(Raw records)
↓↓↓
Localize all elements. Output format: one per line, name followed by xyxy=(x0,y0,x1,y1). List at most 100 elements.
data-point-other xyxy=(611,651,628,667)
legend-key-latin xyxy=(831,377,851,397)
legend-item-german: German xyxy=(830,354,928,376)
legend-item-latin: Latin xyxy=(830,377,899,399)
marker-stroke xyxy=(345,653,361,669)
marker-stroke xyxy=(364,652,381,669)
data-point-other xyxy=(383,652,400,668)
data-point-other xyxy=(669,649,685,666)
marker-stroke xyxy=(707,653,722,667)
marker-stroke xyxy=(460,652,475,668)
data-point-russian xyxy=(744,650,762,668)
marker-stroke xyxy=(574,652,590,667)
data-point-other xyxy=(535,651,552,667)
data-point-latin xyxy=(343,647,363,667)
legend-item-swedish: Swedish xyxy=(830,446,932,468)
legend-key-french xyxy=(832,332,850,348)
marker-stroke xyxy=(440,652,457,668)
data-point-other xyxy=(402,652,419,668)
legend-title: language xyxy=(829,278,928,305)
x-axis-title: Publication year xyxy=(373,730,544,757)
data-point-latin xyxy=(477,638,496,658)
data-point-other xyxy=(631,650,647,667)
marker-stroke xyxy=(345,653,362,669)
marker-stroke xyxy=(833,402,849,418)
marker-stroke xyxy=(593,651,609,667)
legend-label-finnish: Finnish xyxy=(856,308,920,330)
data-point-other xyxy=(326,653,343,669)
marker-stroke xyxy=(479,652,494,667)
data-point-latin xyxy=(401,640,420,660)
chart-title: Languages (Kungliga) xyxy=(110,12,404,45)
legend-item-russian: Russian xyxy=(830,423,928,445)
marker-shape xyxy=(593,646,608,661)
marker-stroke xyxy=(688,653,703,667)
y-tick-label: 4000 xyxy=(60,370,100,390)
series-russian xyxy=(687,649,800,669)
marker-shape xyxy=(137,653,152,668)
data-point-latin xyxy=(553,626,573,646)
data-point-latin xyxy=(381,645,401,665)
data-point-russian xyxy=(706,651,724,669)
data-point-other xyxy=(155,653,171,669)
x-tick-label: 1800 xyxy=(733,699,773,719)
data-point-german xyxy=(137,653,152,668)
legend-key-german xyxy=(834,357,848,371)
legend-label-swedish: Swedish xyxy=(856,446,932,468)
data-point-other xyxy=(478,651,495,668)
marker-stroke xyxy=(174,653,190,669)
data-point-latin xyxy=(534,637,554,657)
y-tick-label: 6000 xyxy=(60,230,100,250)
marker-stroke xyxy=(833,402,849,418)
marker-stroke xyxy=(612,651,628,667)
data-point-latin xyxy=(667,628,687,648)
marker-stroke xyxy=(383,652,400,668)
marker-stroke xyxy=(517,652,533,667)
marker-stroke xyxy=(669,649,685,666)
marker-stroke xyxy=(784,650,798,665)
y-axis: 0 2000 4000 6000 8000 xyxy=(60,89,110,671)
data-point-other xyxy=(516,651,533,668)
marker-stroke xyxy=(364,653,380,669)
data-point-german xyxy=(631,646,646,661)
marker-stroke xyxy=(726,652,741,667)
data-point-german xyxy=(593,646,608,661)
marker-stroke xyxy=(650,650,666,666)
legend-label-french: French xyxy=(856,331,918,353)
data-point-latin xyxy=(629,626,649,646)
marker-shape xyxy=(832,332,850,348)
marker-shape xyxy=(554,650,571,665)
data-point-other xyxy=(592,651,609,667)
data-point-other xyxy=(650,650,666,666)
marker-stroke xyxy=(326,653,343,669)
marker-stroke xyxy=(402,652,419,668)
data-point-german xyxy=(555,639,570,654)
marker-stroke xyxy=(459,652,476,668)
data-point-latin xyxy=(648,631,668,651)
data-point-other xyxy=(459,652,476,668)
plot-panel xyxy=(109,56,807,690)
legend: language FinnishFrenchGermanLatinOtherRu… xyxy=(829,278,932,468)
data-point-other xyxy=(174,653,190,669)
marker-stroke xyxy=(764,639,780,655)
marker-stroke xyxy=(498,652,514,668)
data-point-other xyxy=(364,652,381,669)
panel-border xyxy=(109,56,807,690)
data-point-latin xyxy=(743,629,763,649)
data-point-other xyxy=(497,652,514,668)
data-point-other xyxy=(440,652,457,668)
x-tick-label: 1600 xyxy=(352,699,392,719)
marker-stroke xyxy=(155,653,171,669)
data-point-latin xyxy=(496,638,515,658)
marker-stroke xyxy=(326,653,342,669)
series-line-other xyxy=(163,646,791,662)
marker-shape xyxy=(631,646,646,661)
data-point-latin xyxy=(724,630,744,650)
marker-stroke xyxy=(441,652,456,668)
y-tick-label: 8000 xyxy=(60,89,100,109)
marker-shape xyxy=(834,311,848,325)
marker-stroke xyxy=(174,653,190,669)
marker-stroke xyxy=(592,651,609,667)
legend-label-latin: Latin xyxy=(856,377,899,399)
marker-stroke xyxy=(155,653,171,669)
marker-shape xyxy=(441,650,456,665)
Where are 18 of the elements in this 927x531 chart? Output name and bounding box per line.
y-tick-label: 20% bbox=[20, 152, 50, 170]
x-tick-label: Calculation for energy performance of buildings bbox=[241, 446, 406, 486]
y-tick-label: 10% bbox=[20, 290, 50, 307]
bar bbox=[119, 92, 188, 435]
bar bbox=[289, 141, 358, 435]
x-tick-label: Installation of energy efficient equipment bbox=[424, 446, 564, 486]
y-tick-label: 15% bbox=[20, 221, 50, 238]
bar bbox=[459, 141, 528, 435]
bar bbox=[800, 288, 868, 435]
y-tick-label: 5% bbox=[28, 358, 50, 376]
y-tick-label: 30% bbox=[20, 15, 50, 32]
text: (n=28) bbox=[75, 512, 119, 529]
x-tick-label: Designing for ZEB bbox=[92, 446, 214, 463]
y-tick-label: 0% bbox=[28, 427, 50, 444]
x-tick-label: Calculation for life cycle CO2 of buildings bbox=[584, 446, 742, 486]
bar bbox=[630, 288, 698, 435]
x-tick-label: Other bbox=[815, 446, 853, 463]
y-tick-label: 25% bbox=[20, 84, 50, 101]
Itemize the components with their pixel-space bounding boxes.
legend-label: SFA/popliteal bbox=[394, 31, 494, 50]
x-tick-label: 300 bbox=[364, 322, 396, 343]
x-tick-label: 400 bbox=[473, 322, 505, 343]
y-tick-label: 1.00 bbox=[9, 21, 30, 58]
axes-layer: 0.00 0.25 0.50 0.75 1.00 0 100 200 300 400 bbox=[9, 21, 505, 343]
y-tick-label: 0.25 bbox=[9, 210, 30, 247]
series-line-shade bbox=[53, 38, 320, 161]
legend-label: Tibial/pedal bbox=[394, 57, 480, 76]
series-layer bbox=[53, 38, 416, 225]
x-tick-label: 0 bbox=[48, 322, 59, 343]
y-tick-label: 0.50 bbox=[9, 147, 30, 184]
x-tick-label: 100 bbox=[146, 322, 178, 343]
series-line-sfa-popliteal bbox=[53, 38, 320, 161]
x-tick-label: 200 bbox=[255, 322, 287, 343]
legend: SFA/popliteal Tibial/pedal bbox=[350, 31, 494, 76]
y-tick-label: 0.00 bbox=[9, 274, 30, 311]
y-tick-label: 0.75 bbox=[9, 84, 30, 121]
↑↑↑
#### Set exercise
Please rewrite the records with "Publication year" swapped for "Year published" everywhere it appears, leaving everything else unchanged.

#### Solution to this problem
Localize all elements. Output format: one per line, name followed by xyxy=(x0,y0,x1,y1). List at most 100 elements.
data-point-other xyxy=(611,651,628,667)
legend-key-latin xyxy=(831,377,851,397)
legend-item-german: German xyxy=(830,354,928,376)
legend-item-latin: Latin xyxy=(830,377,899,399)
marker-stroke xyxy=(345,653,361,669)
marker-stroke xyxy=(364,652,381,669)
data-point-other xyxy=(383,652,400,668)
data-point-other xyxy=(669,649,685,666)
marker-stroke xyxy=(707,653,722,667)
marker-stroke xyxy=(460,652,475,668)
data-point-russian xyxy=(744,650,762,668)
marker-stroke xyxy=(574,652,590,667)
data-point-other xyxy=(535,651,552,667)
data-point-latin xyxy=(343,647,363,667)
legend-item-swedish: Swedish xyxy=(830,446,932,468)
legend-key-french xyxy=(832,332,850,348)
marker-stroke xyxy=(440,652,457,668)
data-point-other xyxy=(402,652,419,668)
legend-title: language xyxy=(829,278,928,305)
x-axis-title: Year published xyxy=(373,730,544,757)
data-point-latin xyxy=(477,638,496,658)
data-point-other xyxy=(631,650,647,667)
marker-stroke xyxy=(345,653,362,669)
marker-stroke xyxy=(833,402,849,418)
marker-stroke xyxy=(593,651,609,667)
legend-label-finnish: Finnish xyxy=(856,308,920,330)
data-point-other xyxy=(326,653,343,669)
marker-stroke xyxy=(479,652,494,667)
data-point-latin xyxy=(401,640,420,660)
chart-title: Languages (Kungliga) xyxy=(110,12,404,45)
legend-item-russian: Russian xyxy=(830,423,928,445)
marker-shape xyxy=(593,646,608,661)
marker-stroke xyxy=(688,653,703,667)
y-tick-label: 4000 xyxy=(60,370,100,390)
series-russian xyxy=(687,649,800,669)
marker-shape xyxy=(137,653,152,668)
data-point-latin xyxy=(553,626,573,646)
data-point-latin xyxy=(381,645,401,665)
data-point-russian xyxy=(706,651,724,669)
data-point-other xyxy=(155,653,171,669)
x-tick-label: 1800 xyxy=(733,699,773,719)
data-point-german xyxy=(137,653,152,668)
legend-key-german xyxy=(834,357,848,371)
legend-label-swedish: Swedish xyxy=(856,446,932,468)
data-point-other xyxy=(478,651,495,668)
marker-stroke xyxy=(174,653,190,669)
data-point-latin xyxy=(534,637,554,657)
y-tick-label: 6000 xyxy=(60,230,100,250)
marker-stroke xyxy=(833,402,849,418)
marker-stroke xyxy=(612,651,628,667)
data-point-latin xyxy=(667,628,687,648)
marker-stroke xyxy=(383,652,400,668)
marker-stroke xyxy=(517,652,533,667)
marker-stroke xyxy=(669,649,685,666)
marker-stroke xyxy=(784,650,798,665)
y-axis: 0 2000 4000 6000 8000 xyxy=(60,89,110,671)
data-point-other xyxy=(516,651,533,668)
marker-stroke xyxy=(364,653,380,669)
data-point-german xyxy=(631,646,646,661)
marker-stroke xyxy=(726,652,741,667)
data-point-german xyxy=(593,646,608,661)
marker-stroke xyxy=(650,650,666,666)
legend-label-french: French xyxy=(856,331,918,353)
data-point-latin xyxy=(629,626,649,646)
marker-shape xyxy=(832,332,850,348)
marker-shape xyxy=(554,650,571,665)
data-point-other xyxy=(592,651,609,667)
data-point-other xyxy=(650,650,666,666)
marker-stroke xyxy=(326,653,343,669)
marker-stroke xyxy=(402,652,419,668)
data-point-german xyxy=(555,639,570,654)
marker-stroke xyxy=(459,652,476,668)
data-point-latin xyxy=(648,631,668,651)
data-point-other xyxy=(459,652,476,668)
plot-panel xyxy=(109,56,807,690)
legend: language FinnishFrenchGermanLatinOtherRu… xyxy=(829,278,932,468)
data-point-other xyxy=(174,653,190,669)
marker-stroke xyxy=(764,639,780,655)
marker-stroke xyxy=(498,652,514,668)
data-point-other xyxy=(364,652,381,669)
panel-border xyxy=(109,56,807,690)
data-point-latin xyxy=(743,629,763,649)
data-point-other xyxy=(497,652,514,668)
data-point-other xyxy=(440,652,457,668)
x-tick-label: 1600 xyxy=(352,699,392,719)
marker-stroke xyxy=(155,653,171,669)
data-point-latin xyxy=(496,638,515,658)
marker-stroke xyxy=(326,653,342,669)
series-line-other xyxy=(163,646,791,662)
marker-shape xyxy=(631,646,646,661)
data-point-latin xyxy=(724,630,744,650)
marker-stroke xyxy=(441,652,456,668)
y-tick-label: 8000 xyxy=(60,89,100,109)
marker-shape xyxy=(834,311,848,325)
marker-stroke xyxy=(174,653,190,669)
marker-stroke xyxy=(592,651,609,667)
legend-label-latin: Latin xyxy=(856,377,899,399)
marker-stroke xyxy=(155,653,171,669)
marker-shape xyxy=(441,650,456,665)
Where are 18 of the elements in this 927x531 chart? Output name and bounding box per line.
y-tick-label: 20% bbox=[20, 152, 50, 170]
x-tick-label: Calculation for energy performance of buildings bbox=[241, 446, 406, 486]
y-tick-label: 10% bbox=[20, 290, 50, 307]
bar bbox=[119, 92, 188, 435]
bar bbox=[289, 141, 358, 435]
x-tick-label: Installation of energy efficient equipment bbox=[424, 446, 564, 486]
y-tick-label: 15% bbox=[20, 221, 50, 238]
bar bbox=[459, 141, 528, 435]
bar bbox=[800, 288, 868, 435]
y-tick-label: 5% bbox=[28, 358, 50, 376]
y-tick-label: 30% bbox=[20, 15, 50, 32]
text: (n=28) bbox=[75, 512, 119, 529]
x-tick-label: Designing for ZEB bbox=[92, 446, 214, 463]
y-tick-label: 0% bbox=[28, 427, 50, 444]
x-tick-label: Calculation for life cycle CO2 of buildings bbox=[584, 446, 742, 486]
bar bbox=[630, 288, 698, 435]
x-tick-label: Other bbox=[815, 446, 853, 463]
y-tick-label: 25% bbox=[20, 84, 50, 101]
Itemize the components with their pixel-space bounding boxes.
legend-label: SFA/popliteal bbox=[394, 31, 494, 50]
x-tick-label: 300 bbox=[364, 322, 396, 343]
x-tick-label: 400 bbox=[473, 322, 505, 343]
y-tick-label: 1.00 bbox=[9, 21, 30, 58]
axes-layer: 0.00 0.25 0.50 0.75 1.00 0 100 200 300 400 bbox=[9, 21, 505, 343]
y-tick-label: 0.25 bbox=[9, 210, 30, 247]
series-line-shade bbox=[53, 38, 320, 161]
legend-label: Tibial/pedal bbox=[394, 57, 480, 76]
series-layer bbox=[53, 38, 416, 225]
x-tick-label: 0 bbox=[48, 322, 59, 343]
y-tick-label: 0.50 bbox=[9, 147, 30, 184]
x-tick-label: 100 bbox=[146, 322, 178, 343]
series-line-sfa-popliteal bbox=[53, 38, 320, 161]
x-tick-label: 200 bbox=[255, 322, 287, 343]
legend: SFA/popliteal Tibial/pedal bbox=[350, 31, 494, 76]
y-tick-label: 0.00 bbox=[9, 274, 30, 311]
y-tick-label: 0.75 bbox=[9, 84, 30, 121]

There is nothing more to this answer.